• **Stated task**: Show each line from the listing that includes the word "sauce".

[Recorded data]

_____

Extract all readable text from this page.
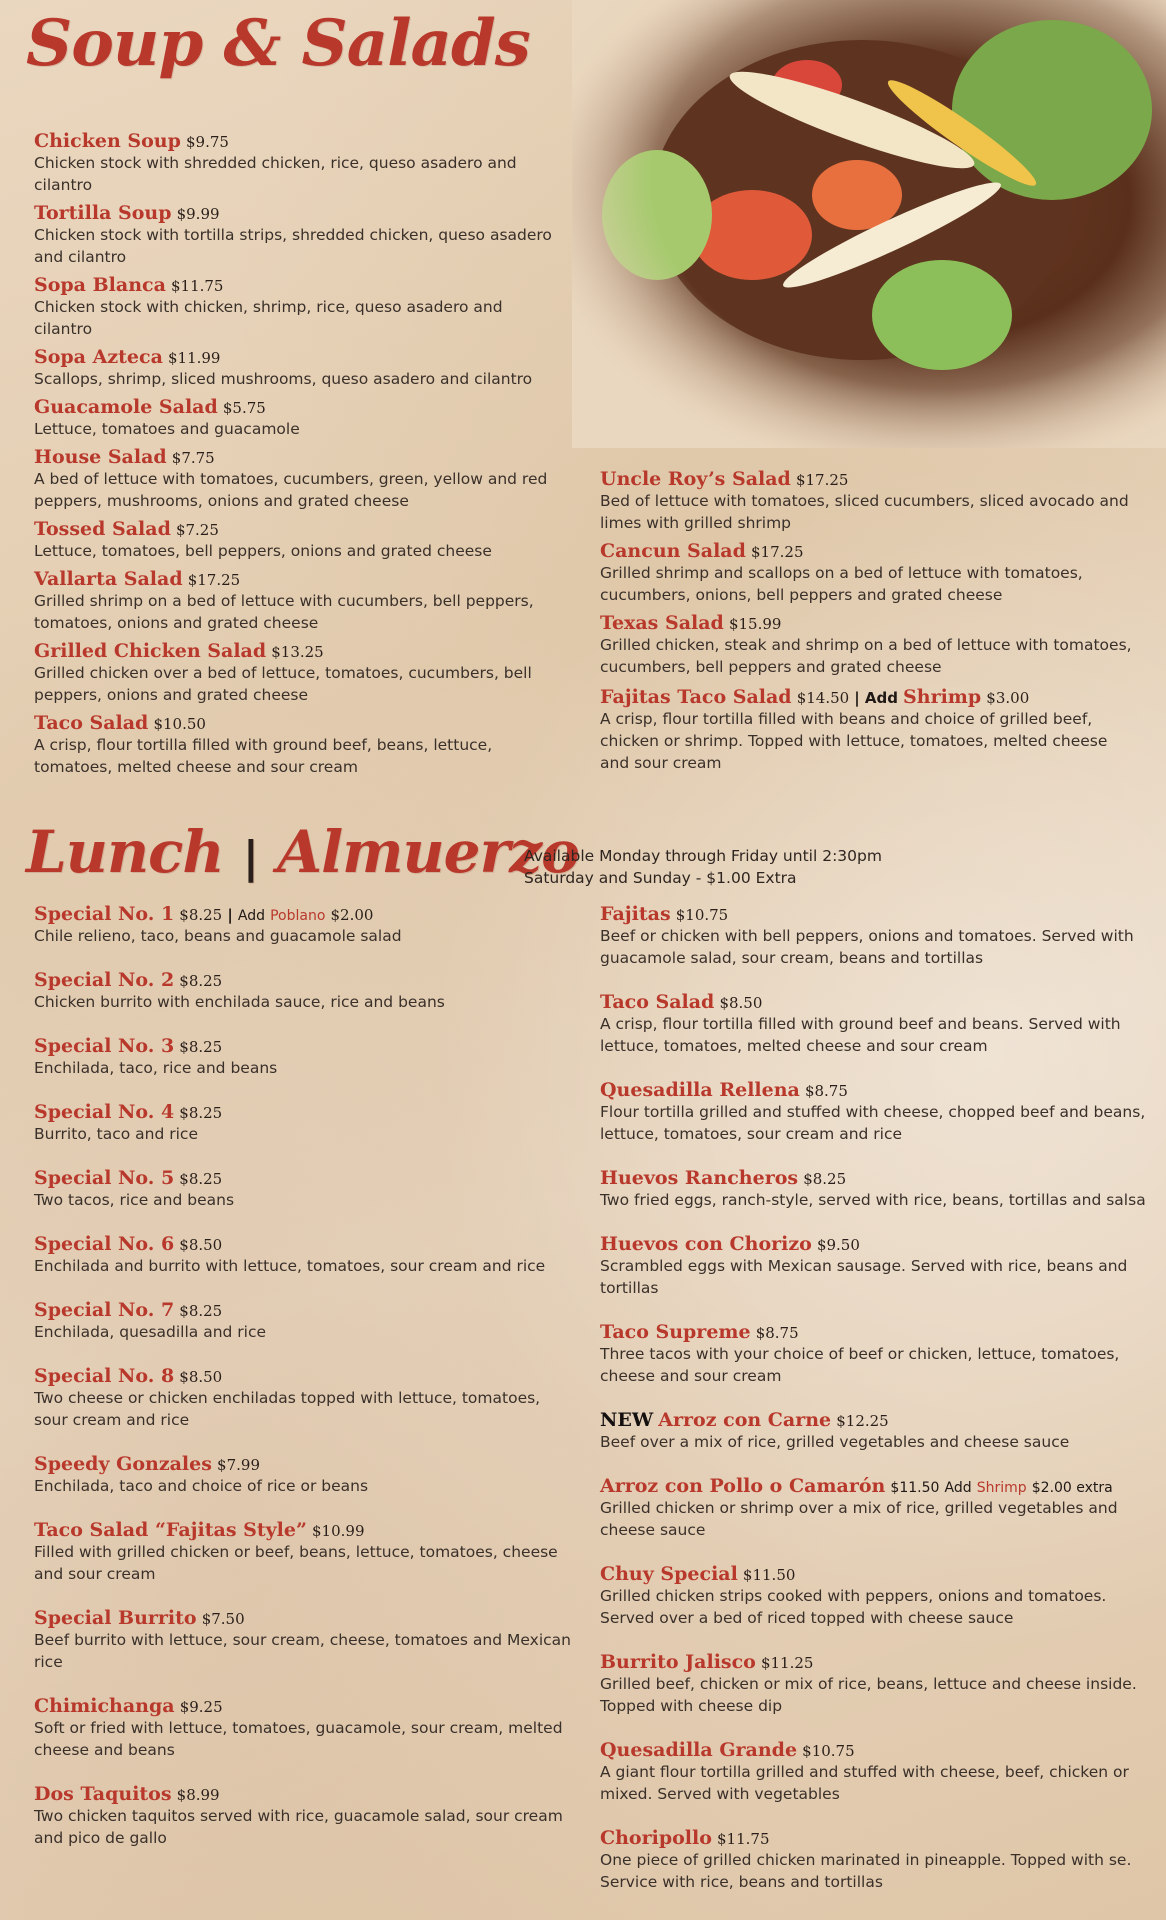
Soup & Salads
Chicken Soup $9.75
Chicken stock with shredded chicken, rice, queso asadero and cilantro
Tortilla Soup $9.99
Chicken stock with tortilla strips, shredded chicken, queso asadero and cilantro
Sopa Blanca $11.75
Chicken stock with chicken, shrimp, rice, queso asadero and cilantro
Sopa Azteca $11.99
Scallops, shrimp, sliced mushrooms, queso asadero and cilantro
Guacamole Salad $5.75
Lettuce, tomatoes and guacamole
House Salad $7.75
A bed of lettuce with tomatoes, cucumbers, green, yellow and red peppers, mushrooms, onions and grated cheese
Tossed Salad $7.25
Lettuce, tomatoes, bell peppers, onions and grated cheese
Vallarta Salad $17.25
Grilled shrimp on a bed of lettuce with cucumbers, bell peppers, tomatoes, onions and grated cheese
Grilled Chicken Salad $13.25
Grilled chicken over a bed of lettuce, tomatoes, cucumbers, bell peppers, onions and grated cheese
Taco Salad $10.50
A crisp, flour tortilla filled with ground beef, beans, lettuce, tomatoes, melted cheese and sour cream
Uncle Roy’s Salad $17.25
Bed of lettuce with tomatoes, sliced cucumbers, sliced avocado and limes with grilled shrimp
Cancun Salad $17.25
Grilled shrimp and scallops on a bed of lettuce with tomatoes, cucumbers, onions, bell peppers and grated cheese
Texas Salad $15.99
Grilled chicken, steak and shrimp on a bed of lettuce with tomatoes, cucumbers, bell peppers and grated cheese
Fajitas Taco Salad $14.50 | Add Shrimp $3.00
A crisp, flour tortilla filled with beans and choice of grilled beef, chicken or shrimp. Topped with lettuce, tomatoes, melted cheese and sour cream
Lunch | Almuerzo
Available Monday through Friday until 2:30pm
Saturday and Sunday - $1.00 Extra
Special No. 1 $8.25 | Add Poblano $2.00
Chile relieno, taco, beans and guacamole salad
Special No. 2 $8.25
Chicken burrito with enchilada sauce, rice and beans
Special No. 3 $8.25
Enchilada, taco, rice and beans
Special No. 4 $8.25
Burrito, taco and rice
Special No. 5 $8.25
Two tacos, rice and beans
Special No. 6 $8.50
Enchilada and burrito with lettuce, tomatoes, sour cream and rice
Special No. 7 $8.25
Enchilada, quesadilla and rice
Special No. 8 $8.50
Two cheese or chicken enchiladas topped with lettuce, tomatoes, sour cream and rice
Speedy Gonzales $7.99
Enchilada, taco and choice of rice or beans
Taco Salad “Fajitas Style” $10.99
Filled with grilled chicken or beef, beans, lettuce, tomatoes, cheese and sour cream
Special Burrito $7.50
Beef burrito with lettuce, sour cream, cheese, tomatoes and Mexican rice
Chimichanga $9.25
Soft or fried with lettuce, tomatoes, guacamole, sour cream, melted cheese and beans
Dos Taquitos $8.99
Two chicken taquitos served with rice, guacamole salad, sour cream and pico de gallo
Fajitas $10.75
Beef or chicken with bell peppers, onions and tomatoes. Served with guacamole salad, sour cream, beans and tortillas
Taco Salad $8.50
A crisp, flour tortilla filled with ground beef and beans. Served with lettuce, tomatoes, melted cheese and sour cream
Quesadilla Rellena $8.75
Flour tortilla grilled and stuffed with cheese, chopped beef and beans, lettuce, tomatoes, sour cream and rice
Huevos Rancheros $8.25
Two fried eggs, ranch-style, served with rice, beans, tortillas and salsa
Huevos con Chorizo $9.50
Scrambled eggs with Mexican sausage. Served with rice, beans and tortillas
Taco Supreme $8.75
Three tacos with your choice of beef or chicken, lettuce, tomatoes, cheese and sour cream
NEW Arroz con Carne $12.25
Beef over a mix of rice, grilled vegetables and cheese sauce
Arroz con Pollo o Camarón $11.50 Add Shrimp $2.00 extra
Grilled chicken or shrimp over a mix of rice, grilled vegetables and cheese sauce
Chuy Special $11.50
Grilled chicken strips cooked with peppers, onions and tomatoes. Served over a bed of riced topped with cheese sauce
Burrito Jalisco $11.25
Grilled beef, chicken or mix of rice, beans, lettuce and cheese inside. Topped with cheese dip
Quesadilla Grande $10.75
A giant flour tortilla grilled and stuffed with cheese, beef, chicken or mixed. Served with vegetables
Choripollo $11.75
One piece of grilled chicken marinated in pineapple. Topped with se. Service with rice, beans and tortillas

_____

• **Correct output**:
Chicken burrito with enchilada sauce, rice and beans
Beef over a mix of rice, grilled vegetables and cheese sauce
Grilled chicken or shrimp over a mix of rice, grilled vegetables and cheese sauce
Grilled chicken strips cooked with peppers, onions and tomatoes. Served over a bed of riced topped with cheese sauce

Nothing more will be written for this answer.